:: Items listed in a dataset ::

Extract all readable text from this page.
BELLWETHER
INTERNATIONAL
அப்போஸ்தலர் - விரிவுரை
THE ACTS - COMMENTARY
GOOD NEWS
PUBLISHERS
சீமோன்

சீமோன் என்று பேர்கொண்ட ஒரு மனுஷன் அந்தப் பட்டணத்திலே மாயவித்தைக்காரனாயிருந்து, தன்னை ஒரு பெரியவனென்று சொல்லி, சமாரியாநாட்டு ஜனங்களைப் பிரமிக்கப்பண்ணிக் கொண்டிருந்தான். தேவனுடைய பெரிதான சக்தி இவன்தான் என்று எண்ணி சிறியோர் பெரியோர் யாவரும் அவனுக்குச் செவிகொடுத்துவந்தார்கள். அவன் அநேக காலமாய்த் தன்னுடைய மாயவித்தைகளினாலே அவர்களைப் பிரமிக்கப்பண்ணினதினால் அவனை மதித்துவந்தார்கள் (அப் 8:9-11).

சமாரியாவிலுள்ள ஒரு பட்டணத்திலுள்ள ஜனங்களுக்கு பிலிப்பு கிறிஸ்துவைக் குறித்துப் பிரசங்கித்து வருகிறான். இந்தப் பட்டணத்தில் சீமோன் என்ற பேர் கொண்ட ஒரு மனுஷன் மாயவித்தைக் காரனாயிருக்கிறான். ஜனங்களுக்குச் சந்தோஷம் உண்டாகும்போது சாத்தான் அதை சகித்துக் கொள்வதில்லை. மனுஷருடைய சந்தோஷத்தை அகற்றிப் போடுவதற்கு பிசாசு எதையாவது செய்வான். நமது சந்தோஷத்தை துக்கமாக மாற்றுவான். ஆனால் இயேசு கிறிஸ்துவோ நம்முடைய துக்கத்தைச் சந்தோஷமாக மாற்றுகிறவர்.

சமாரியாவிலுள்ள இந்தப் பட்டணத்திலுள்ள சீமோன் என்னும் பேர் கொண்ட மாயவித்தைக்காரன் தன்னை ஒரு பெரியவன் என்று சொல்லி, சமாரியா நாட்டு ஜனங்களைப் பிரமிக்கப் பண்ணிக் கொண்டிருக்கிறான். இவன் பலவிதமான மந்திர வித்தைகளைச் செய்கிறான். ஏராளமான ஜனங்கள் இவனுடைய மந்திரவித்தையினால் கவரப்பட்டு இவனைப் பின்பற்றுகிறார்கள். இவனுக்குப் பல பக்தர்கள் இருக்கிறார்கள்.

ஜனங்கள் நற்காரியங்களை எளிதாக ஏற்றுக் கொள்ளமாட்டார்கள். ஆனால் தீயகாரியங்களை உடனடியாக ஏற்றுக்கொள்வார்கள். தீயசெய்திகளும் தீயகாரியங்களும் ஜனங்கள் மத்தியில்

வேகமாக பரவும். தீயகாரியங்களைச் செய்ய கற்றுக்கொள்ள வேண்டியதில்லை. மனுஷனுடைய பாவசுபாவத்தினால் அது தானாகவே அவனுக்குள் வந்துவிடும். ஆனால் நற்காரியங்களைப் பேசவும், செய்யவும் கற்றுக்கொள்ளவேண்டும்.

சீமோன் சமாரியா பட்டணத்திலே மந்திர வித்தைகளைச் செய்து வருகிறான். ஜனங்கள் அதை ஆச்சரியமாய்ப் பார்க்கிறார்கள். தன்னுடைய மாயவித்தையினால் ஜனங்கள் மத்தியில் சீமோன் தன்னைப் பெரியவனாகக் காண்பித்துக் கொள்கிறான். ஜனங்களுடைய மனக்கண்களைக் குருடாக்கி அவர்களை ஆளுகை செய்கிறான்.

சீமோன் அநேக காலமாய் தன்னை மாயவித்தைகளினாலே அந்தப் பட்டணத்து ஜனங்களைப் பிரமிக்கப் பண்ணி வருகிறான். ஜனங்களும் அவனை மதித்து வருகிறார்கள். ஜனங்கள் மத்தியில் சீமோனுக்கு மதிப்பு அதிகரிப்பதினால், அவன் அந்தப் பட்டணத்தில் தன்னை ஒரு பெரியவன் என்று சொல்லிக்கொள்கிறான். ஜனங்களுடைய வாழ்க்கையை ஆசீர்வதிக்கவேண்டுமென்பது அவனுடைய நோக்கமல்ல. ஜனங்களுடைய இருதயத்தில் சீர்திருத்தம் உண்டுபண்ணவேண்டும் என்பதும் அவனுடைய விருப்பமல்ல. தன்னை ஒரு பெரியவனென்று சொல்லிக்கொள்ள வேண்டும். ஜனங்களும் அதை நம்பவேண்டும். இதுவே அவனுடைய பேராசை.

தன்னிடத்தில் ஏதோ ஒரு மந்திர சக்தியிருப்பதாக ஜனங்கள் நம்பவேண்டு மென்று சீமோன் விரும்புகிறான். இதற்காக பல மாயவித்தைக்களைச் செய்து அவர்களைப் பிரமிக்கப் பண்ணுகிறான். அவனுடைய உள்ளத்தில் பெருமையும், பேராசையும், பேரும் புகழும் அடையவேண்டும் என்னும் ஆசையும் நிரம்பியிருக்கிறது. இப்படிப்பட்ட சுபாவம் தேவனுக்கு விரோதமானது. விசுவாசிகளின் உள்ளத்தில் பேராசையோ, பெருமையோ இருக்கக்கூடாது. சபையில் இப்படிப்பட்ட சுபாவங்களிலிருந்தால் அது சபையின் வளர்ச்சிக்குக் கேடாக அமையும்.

:: TASK DIRECTIONS ::
Return each entry from above without altering a single character.

:: TASK SOLUTION ::
Extract all readable text from this page.
BELLWETHER
INTERNATIONAL
அப்போஸ்தலர் - விரிவுரை
THE ACTS - COMMENTARY
GOOD NEWS
PUBLISHERS
சீமோன்

சீமோன் என்று பேர்கொண்ட ஒரு மனுஷன் அந்தப் பட்டணத்திலே மாயவித்தைக்காரனாயிருந்து, தன்னை ஒரு பெரியவனென்று சொல்லி, சமாரியாநாட்டு ஜனங்களைப் பிரமிக்கப்பண்ணிக் கொண்டிருந்தான். தேவனுடைய பெரிதான சக்தி இவன்தான் என்று எண்ணி சிறியோர் பெரியோர் யாவரும் அவனுக்குச் செவிகொடுத்துவந்தார்கள். அவன் அநேக காலமாய்த் தன்னுடைய மாயவித்தைகளினாலே அவர்களைப் பிரமிக்கப்பண்ணினதினால் அவனை மதித்துவந்தார்கள் (அப் 8:9-11).

சமாரியாவிலுள்ள ஒரு பட்டணத்திலுள்ள ஜனங்களுக்கு பிலிப்பு கிறிஸ்துவைக் குறித்துப் பிரசங்கித்து வருகிறான். இந்தப் பட்டணத்தில் சீமோன் என்ற பேர் கொண்ட ஒரு மனுஷன் மாயவித்தைக் காரனாயிருக்கிறான். ஜனங்களுக்குச் சந்தோஷம் உண்டாகும்போது சாத்தான் அதை சகித்துக் கொள்வதில்லை. மனுஷருடைய சந்தோஷத்தை அகற்றிப் போடுவதற்கு பிசாசு எதையாவது செய்வான். நமது சந்தோஷத்தை துக்கமாக மாற்றுவான். ஆனால் இயேசு கிறிஸ்துவோ நம்முடைய துக்கத்தைச் சந்தோஷமாக மாற்றுகிறவர்.

சமாரியாவிலுள்ள இந்தப் பட்டணத்திலுள்ள சீமோன் என்னும் பேர் கொண்ட மாயவித்தைக்காரன் தன்னை ஒரு பெரியவன் என்று சொல்லி, சமாரியா நாட்டு ஜனங்களைப் பிரமிக்கப் பண்ணிக் கொண்டிருக்கிறான். இவன் பலவிதமான மந்திர வித்தைகளைச் செய்கிறான். ஏராளமான ஜனங்கள் இவனுடைய மந்திரவித்தையினால் கவரப்பட்டு இவனைப் பின்பற்றுகிறார்கள். இவனுக்குப் பல பக்தர்கள் இருக்கிறார்கள்.

ஜனங்கள் நற்காரியங்களை எளிதாக ஏற்றுக் கொள்ளமாட்டார்கள். ஆனால் தீயகாரியங்களை உடனடியாக ஏற்றுக்கொள்வார்கள். தீயசெய்திகளும் தீயகாரியங்களும் ஜனங்கள் மத்தியில்

வேகமாக பரவும். தீயகாரியங்களைச் செய்ய கற்றுக்கொள்ள வேண்டியதில்லை. மனுஷனுடைய பாவசுபாவத்தினால் அது தானாகவே அவனுக்குள் வந்துவிடும். ஆனால் நற்காரியங்களைப் பேசவும், செய்யவும் கற்றுக்கொள்ளவேண்டும்.

சீமோன் சமாரியா பட்டணத்திலே மந்திர வித்தைகளைச் செய்து வருகிறான். ஜனங்கள் அதை ஆச்சரியமாய்ப் பார்க்கிறார்கள். தன்னுடைய மாயவித்தையினால் ஜனங்கள் மத்தியில் சீமோன் தன்னைப் பெரியவனாகக் காண்பித்துக் கொள்கிறான். ஜனங்களுடைய மனக்கண்களைக் குருடாக்கி அவர்களை ஆளுகை செய்கிறான்.

சீமோன் அநேக காலமாய் தன்னை மாயவித்தைகளினாலே அந்தப் பட்டணத்து ஜனங்களைப் பிரமிக்கப் பண்ணி வருகிறான். ஜனங்களும் அவனை மதித்து வருகிறார்கள். ஜனங்கள் மத்தியில் சீமோனுக்கு மதிப்பு அதிகரிப்பதினால், அவன் அந்தப் பட்டணத்தில் தன்னை ஒரு பெரியவன் என்று சொல்லிக்கொள்கிறான். ஜனங்களுடைய வாழ்க்கையை ஆசீர்வதிக்கவேண்டுமென்பது அவனுடைய நோக்கமல்ல. ஜனங்களுடைய இருதயத்தில் சீர்திருத்தம் உண்டுபண்ணவேண்டும் என்பதும் அவனுடைய விருப்பமல்ல. தன்னை ஒரு பெரியவனென்று சொல்லிக்கொள்ள வேண்டும். ஜனங்களும் அதை நம்பவேண்டும். இதுவே அவனுடைய பேராசை.

தன்னிடத்தில் ஏதோ ஒரு மந்திர சக்தியிருப்பதாக ஜனங்கள் நம்பவேண்டு மென்று சீமோன் விரும்புகிறான். இதற்காக பல மாயவித்தைக்களைச் செய்து அவர்களைப் பிரமிக்கப் பண்ணுகிறான். அவனுடைய உள்ளத்தில் பெருமையும், பேராசையும், பேரும் புகழும் அடையவேண்டும் என்னும் ஆசையும் நிரம்பியிருக்கிறது. இப்படிப்பட்ட சுபாவம் தேவனுக்கு விரோதமானது. விசுவாசிகளின் உள்ளத்தில் பேராசையோ, பெருமையோ இருக்கக்கூடாது. சபையில் இப்படிப்பட்ட சுபாவங்களிலிருந்தால் அது சபையின் வளர்ச்சிக்குக் கேடாக அமையும்.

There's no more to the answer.